### Task inputs
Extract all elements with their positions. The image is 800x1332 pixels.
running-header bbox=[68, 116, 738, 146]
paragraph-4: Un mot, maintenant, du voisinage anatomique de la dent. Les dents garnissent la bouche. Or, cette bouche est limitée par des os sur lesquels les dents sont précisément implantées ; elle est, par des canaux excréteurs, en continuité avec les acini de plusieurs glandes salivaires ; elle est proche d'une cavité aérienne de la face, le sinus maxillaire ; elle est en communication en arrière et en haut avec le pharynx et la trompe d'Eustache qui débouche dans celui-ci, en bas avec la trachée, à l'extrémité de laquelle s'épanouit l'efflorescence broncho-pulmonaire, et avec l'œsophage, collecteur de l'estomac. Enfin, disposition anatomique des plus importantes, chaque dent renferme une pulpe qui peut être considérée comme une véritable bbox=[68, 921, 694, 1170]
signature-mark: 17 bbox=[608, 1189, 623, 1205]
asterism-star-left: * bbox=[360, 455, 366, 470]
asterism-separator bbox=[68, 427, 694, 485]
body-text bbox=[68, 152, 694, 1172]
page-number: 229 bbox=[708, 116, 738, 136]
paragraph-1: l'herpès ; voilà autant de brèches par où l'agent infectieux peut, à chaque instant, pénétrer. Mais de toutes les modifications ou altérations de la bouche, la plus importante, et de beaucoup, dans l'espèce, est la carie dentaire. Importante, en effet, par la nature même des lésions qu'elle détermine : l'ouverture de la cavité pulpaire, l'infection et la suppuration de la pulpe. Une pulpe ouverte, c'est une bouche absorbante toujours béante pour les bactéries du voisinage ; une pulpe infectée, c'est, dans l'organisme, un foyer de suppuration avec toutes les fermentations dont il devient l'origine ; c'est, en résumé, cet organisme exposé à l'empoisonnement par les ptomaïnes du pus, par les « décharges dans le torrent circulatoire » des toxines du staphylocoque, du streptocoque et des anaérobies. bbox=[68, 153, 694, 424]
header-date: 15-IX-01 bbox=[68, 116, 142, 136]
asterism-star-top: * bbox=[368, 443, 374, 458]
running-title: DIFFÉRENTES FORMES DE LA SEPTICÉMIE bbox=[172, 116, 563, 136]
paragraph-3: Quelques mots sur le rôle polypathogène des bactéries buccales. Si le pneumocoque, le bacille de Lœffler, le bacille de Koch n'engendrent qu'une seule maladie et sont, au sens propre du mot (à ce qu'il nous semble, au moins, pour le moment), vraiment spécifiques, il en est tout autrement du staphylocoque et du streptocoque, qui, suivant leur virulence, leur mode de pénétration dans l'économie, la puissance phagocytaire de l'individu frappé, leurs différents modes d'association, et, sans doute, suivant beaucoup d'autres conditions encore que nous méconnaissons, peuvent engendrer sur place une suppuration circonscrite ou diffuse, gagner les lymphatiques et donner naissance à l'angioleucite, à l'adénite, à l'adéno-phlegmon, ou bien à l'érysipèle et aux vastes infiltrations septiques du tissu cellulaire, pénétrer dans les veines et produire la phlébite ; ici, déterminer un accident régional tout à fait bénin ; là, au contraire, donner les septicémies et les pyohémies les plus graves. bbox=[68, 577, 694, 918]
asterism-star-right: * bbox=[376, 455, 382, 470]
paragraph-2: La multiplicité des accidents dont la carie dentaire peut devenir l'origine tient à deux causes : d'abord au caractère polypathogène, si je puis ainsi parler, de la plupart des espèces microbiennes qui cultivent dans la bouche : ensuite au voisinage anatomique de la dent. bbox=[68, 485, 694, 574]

### Aim of the exercise
Every single line of the data above must be set down again exactly.

### Written solution
Extract all elements with their positions. The image is 800x1332 pixels.
running-header bbox=[68, 116, 738, 146]
paragraph-4: Un mot, maintenant, du voisinage anatomique de la dent. Les dents garnissent la bouche. Or, cette bouche est limitée par des os sur lesquels les dents sont précisément implantées ; elle est, par des canaux excréteurs, en continuité avec les acini de plusieurs glandes salivaires ; elle est proche d'une cavité aérienne de la face, le sinus maxillaire ; elle est en communication en arrière et en haut avec le pharynx et la trompe d'Eustache qui débouche dans celui-ci, en bas avec la trachée, à l'extrémité de laquelle s'épanouit l'efflorescence broncho-pulmonaire, et avec l'œsophage, collecteur de l'estomac. Enfin, disposition anatomique des plus importantes, chaque dent renferme une pulpe qui peut être considérée comme une véritable bbox=[68, 921, 694, 1170]
signature-mark: 17 bbox=[608, 1189, 623, 1205]
asterism-star-left: * bbox=[360, 455, 366, 470]
asterism-separator bbox=[68, 427, 694, 485]
body-text bbox=[68, 152, 694, 1172]
page-number: 229 bbox=[708, 116, 738, 136]
paragraph-1: l'herpès ; voilà autant de brèches par où l'agent infectieux peut, à chaque instant, pénétrer. Mais de toutes les modifications ou altérations de la bouche, la plus importante, et de beaucoup, dans l'espèce, est la carie dentaire. Importante, en effet, par la nature même des lésions qu'elle détermine : l'ouverture de la cavité pulpaire, l'infection et la suppuration de la pulpe. Une pulpe ouverte, c'est une bouche absorbante toujours béante pour les bactéries du voisinage ; une pulpe infectée, c'est, dans l'organisme, un foyer de suppuration avec toutes les fermentations dont il devient l'origine ; c'est, en résumé, cet organisme exposé à l'empoisonnement par les ptomaïnes du pus, par les « décharges dans le torrent circulatoire » des toxines du staphylocoque, du streptocoque et des anaérobies. bbox=[68, 153, 694, 424]
header-date: 15-IX-01 bbox=[68, 116, 142, 136]
asterism-star-top: * bbox=[368, 443, 374, 458]
running-title: DIFFÉRENTES FORMES DE LA SEPTICÉMIE bbox=[172, 116, 563, 136]
paragraph-3: Quelques mots sur le rôle polypathogène des bactéries buccales. Si le pneumocoque, le bacille de Lœffler, le bacille de Koch n'engendrent qu'une seule maladie et sont, au sens propre du mot (à ce qu'il nous semble, au moins, pour le moment), vraiment spécifiques, il en est tout autrement du staphylocoque et du streptocoque, qui, suivant leur virulence, leur mode de pénétration dans l'économie, la puissance phagocytaire de l'individu frappé, leurs différents modes d'association, et, sans doute, suivant beaucoup d'autres conditions encore que nous méconnaissons, peuvent engendrer sur place une suppuration circonscrite ou diffuse, gagner les lymphatiques et donner naissance à l'angioleucite, à l'adénite, à l'adéno-phlegmon, ou bien à l'érysipèle et aux vastes infiltrations septiques du tissu cellulaire, pénétrer dans les veines et produire la phlébite ; ici, déterminer un accident régional tout à fait bénin ; là, au contraire, donner les septicémies et les pyohémies les plus graves. bbox=[68, 577, 694, 918]
asterism-star-right: * bbox=[376, 455, 382, 470]
paragraph-2: La multiplicité des accidents dont la carie dentaire peut devenir l'origine tient à deux causes : d'abord au caractère polypathogène, si je puis ainsi parler, de la plupart des espèces microbiennes qui cultivent dans la bouche : ensuite au voisinage anatomique de la dent. bbox=[68, 485, 694, 574]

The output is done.